## Text block

The Q1000S come preloaded with a few apps, such as Xolo Secure and Xolo Power, that we have seen on other Xolo devices. As the name suggests, Xolo Secure is a security app that helps you keep your data safe. The Xolo Power app on the other hand gives you information about the battery consumption and gives you access to a bunch of settings such as Sync frequency, Night mode (which switches off the Internet when the display is off), Low battery Mode which disables power guzzling features such as Wi-Fi, data, GPS and more after the battery percentage drops below your preset level.
Overall, the UI is stock Android, which I liked, and the preloaded apps add good value to the smartphone.
Coming to the performance of the Xolo Q1000S, here is a quick look to see how it performs when compared to other smartphones in its price range.
From the above benchmarks it is clear that the Q1000S is a good performer when it comes to the hardware it is running on. We have seen devices such as the Lemon A4 that runs on the old MT6589 chipset and has a 1080p display along with 1GB of RAM. With its hardware, the Lemon required more power to render on a Full HD display, hence the lower scores. On the other hand we have the WickedLeak Wammy Passion Z Plus that shows off not only a 1080p display but the MT6589T chipset as well. The Wammy Passion Z Plus was plagued with lag when multitasking and in the benchmarks, as you can see, it scores less than the Q1000S.
Moving on, the display of the Q1000S smartphone isn’t as vibrant as the Lemon A4 or the Wammy Passion Z Plus but it is great for consuming content nonetheless. The display has wide viewing angles and the reproduction of colours is crisp. Reading text, watching movies, playing games or just navigating the device is fun since the display is gorgeous. The 5-inch display has a 1280x720 pixel resolution giving it 293ppi pixel density.

## What to work on
Resume the review of the Xolo Q1000S smartphone, picking up right after its final sentence.

Document layout detection data:
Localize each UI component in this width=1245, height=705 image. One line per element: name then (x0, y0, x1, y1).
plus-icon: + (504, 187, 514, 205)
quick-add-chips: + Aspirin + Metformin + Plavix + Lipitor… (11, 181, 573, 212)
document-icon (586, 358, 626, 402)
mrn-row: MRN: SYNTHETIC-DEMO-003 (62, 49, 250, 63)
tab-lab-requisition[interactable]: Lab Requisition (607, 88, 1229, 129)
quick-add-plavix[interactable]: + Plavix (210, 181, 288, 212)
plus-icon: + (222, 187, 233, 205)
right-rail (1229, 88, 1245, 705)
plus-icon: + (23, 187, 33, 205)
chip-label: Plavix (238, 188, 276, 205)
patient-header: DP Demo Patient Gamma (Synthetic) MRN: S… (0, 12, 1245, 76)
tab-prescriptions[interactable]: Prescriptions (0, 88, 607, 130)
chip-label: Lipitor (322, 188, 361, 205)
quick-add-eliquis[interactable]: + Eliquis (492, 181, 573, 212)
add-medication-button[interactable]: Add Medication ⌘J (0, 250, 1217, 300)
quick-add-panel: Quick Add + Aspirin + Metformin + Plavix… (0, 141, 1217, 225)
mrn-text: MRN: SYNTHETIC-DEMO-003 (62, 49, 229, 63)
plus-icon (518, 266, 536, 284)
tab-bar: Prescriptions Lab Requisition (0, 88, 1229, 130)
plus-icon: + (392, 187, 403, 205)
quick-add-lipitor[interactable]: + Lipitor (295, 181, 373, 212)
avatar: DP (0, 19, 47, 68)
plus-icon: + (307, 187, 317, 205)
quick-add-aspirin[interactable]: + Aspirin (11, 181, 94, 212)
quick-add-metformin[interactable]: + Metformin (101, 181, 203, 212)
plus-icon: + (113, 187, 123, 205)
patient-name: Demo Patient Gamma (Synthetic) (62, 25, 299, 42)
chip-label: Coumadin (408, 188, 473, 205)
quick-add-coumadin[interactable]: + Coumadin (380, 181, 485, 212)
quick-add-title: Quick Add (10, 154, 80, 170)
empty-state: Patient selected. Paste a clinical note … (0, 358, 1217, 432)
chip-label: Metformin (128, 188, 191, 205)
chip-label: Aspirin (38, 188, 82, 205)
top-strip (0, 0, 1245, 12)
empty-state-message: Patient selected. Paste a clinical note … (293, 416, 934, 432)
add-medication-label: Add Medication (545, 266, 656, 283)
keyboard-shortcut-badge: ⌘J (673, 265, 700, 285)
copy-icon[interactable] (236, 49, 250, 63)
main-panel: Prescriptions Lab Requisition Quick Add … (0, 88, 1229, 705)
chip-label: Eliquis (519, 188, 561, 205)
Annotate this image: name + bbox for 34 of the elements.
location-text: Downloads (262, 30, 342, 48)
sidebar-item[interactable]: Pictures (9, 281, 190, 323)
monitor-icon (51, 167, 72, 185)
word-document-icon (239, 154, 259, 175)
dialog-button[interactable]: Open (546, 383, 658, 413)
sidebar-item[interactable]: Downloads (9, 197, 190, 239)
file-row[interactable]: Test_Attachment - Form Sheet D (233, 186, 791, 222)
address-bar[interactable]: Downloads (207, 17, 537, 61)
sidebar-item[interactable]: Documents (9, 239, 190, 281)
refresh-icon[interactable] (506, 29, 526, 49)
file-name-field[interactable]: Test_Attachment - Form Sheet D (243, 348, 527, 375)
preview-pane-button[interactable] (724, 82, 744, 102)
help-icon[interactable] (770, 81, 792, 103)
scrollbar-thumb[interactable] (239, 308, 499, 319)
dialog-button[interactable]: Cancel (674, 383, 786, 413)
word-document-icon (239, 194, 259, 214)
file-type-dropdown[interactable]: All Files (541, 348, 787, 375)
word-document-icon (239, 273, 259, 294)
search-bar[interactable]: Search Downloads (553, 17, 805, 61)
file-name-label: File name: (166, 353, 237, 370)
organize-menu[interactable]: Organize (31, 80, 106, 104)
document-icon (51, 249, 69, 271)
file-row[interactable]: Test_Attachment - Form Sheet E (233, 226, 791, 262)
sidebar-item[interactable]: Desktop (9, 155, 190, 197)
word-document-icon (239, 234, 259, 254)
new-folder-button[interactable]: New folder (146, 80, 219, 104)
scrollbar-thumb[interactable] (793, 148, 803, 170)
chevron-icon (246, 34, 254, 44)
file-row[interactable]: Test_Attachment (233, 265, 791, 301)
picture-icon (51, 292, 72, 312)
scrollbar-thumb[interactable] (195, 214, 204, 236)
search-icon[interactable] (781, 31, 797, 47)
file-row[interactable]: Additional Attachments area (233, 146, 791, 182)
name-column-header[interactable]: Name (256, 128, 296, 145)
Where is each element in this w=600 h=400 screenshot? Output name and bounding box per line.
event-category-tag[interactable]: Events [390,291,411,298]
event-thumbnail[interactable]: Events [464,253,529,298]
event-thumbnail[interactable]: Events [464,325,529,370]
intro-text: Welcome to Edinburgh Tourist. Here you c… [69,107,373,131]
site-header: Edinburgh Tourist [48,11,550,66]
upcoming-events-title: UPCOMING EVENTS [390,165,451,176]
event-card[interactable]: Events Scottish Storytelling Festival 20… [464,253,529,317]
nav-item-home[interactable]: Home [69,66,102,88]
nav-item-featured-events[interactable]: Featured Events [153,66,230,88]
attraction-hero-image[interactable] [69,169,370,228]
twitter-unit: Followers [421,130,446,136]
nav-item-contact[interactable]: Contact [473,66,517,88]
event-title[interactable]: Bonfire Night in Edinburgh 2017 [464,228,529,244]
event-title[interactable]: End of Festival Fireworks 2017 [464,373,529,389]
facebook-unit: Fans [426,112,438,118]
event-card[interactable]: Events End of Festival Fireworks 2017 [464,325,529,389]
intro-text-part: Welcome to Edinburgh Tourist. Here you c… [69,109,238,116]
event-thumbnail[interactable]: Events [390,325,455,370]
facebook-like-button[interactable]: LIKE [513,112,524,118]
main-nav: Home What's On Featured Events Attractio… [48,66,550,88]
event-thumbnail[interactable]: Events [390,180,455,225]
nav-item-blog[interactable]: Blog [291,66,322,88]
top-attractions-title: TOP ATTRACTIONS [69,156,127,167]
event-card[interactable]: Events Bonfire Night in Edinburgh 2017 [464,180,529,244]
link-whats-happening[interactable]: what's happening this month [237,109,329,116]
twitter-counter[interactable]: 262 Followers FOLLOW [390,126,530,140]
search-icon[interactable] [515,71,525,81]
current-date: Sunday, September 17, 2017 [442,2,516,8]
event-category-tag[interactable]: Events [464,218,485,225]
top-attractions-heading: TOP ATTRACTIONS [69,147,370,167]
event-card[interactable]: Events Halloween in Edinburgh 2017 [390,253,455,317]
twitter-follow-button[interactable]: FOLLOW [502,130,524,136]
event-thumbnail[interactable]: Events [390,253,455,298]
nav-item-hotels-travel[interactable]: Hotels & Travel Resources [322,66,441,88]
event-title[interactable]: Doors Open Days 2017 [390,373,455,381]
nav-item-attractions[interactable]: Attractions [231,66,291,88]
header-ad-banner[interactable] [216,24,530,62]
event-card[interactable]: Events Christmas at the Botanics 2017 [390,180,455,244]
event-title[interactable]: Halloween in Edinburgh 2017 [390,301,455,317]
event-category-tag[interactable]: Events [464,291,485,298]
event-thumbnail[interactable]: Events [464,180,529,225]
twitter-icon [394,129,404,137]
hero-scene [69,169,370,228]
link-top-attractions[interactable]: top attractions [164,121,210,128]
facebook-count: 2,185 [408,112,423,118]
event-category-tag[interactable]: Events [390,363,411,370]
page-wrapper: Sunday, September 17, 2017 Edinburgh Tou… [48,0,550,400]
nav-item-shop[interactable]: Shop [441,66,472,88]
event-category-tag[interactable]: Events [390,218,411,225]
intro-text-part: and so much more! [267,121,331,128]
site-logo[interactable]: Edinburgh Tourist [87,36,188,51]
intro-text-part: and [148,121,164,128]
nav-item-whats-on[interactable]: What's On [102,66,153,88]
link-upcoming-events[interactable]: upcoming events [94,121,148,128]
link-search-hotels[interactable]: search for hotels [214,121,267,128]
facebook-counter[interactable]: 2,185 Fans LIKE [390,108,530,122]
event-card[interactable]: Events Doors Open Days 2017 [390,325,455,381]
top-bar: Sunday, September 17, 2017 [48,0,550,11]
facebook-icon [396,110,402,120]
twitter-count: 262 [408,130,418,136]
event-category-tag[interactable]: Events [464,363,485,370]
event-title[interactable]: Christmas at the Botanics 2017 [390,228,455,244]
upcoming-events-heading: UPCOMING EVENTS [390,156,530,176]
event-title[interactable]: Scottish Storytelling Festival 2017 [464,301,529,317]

## Answer to the exercise
There is no lag at all while navigating the smartphone or using it for multitasking. The experience of interacting with the display feels really good. The keyboard is stock Android and is well laid out and the device is comfortable to type on.
When it came to testing video files, we found that AVI and MP4 files ran smoothly on the Xolo Q1000S but in the case of MKV, the video played but the audio didn’t. Navigating the timeline of the videos, changing orientation, everything was smooth on the native player without any hiccups.
The camera on the rear of the Xolo Q1000S is 13MP and we were skeptical of its performance. In well-lit conditions, especially outdoors, the camera performed well. In low-lit situations too the camera performance was acceptable, better than what we have seen on competing smartphones, but not by a great margin. In low-lit situations, when you blow the image to its full size, you will notice loss of detail. It gets the job done however, if all you want to do is click pictures for social networking websites.
Gaming on the Xolo Q1000S is plagued by the same problems that we saw on the other MediaTek MT6589 powered smartphones. Real Racing 3 still refused to run but other games we played on the smartphone, such as Angry Birds, Temple Run and Dead Trigger, seemed to run just fine.
In terms of its battery life, the Xolo Q1000S is average. In our continuous video playback test, the device lasted for five hours. With average use you will be able to get through one day of use.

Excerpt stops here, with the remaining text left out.